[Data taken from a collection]
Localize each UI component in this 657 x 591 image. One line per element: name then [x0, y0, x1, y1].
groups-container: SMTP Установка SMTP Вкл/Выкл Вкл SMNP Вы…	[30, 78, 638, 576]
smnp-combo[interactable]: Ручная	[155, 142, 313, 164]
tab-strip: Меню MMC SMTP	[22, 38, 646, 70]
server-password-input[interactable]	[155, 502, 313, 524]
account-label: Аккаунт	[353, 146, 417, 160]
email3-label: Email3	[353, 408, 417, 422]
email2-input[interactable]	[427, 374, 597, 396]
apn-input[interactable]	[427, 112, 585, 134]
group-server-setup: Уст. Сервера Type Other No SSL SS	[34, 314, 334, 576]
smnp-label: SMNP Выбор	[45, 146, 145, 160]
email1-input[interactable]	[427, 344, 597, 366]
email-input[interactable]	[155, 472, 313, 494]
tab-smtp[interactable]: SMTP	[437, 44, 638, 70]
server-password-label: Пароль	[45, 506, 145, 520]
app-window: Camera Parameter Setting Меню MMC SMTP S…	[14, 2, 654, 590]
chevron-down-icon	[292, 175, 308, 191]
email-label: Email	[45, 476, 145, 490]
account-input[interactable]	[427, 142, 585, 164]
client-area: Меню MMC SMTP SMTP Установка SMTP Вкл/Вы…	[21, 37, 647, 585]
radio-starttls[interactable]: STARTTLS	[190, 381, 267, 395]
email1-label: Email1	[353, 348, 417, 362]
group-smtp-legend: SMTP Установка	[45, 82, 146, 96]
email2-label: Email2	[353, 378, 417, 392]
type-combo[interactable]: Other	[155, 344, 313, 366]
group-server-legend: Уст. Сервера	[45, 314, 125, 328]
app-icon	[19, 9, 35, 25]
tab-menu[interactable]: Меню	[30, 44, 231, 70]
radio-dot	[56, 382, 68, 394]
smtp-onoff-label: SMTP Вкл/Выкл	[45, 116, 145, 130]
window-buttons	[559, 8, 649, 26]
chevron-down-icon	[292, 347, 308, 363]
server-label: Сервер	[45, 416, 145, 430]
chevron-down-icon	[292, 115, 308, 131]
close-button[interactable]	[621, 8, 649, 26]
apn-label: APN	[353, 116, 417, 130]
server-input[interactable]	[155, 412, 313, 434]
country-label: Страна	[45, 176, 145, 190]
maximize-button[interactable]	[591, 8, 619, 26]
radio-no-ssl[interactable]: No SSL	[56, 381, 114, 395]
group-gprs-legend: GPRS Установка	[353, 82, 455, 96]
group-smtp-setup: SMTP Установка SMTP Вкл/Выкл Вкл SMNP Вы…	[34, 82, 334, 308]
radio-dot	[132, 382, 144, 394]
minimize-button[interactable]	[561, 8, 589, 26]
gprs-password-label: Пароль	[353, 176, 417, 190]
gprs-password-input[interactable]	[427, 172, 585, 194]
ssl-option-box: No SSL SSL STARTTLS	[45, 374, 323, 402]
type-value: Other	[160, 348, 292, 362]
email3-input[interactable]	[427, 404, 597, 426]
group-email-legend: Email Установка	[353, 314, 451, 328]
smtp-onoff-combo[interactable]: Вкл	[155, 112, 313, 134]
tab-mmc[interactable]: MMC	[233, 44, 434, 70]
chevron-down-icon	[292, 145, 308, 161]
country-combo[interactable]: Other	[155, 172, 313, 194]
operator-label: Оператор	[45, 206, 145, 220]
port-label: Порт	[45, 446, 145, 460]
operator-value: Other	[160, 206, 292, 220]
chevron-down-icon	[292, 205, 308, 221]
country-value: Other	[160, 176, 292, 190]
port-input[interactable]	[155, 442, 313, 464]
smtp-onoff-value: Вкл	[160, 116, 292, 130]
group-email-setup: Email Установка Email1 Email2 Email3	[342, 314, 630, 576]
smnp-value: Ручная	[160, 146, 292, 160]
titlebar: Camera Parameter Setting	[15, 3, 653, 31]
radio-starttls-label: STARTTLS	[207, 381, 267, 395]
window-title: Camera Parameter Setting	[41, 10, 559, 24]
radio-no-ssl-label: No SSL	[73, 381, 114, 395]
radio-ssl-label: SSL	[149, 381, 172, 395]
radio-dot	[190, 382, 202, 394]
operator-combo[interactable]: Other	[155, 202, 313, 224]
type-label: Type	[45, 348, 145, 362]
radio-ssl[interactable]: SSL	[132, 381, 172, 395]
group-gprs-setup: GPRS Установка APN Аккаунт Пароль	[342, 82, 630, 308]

*Task description*: Turn the records, from the first line up to and including the line with "142, 313, 164]", into a numbered list, leaving out any blank lines.

*Task answer*:
1. Localize each UI component in this 657 x 591 image. One line per element: name then [x0, y0, x1, y1].
2. groups-container: SMTP Установка SMTP Вкл/Выкл Вкл SMNP Вы…	[30, 78, 638, 576]
3. smnp-combo[interactable]: Ручная	[155, 142, 313, 164]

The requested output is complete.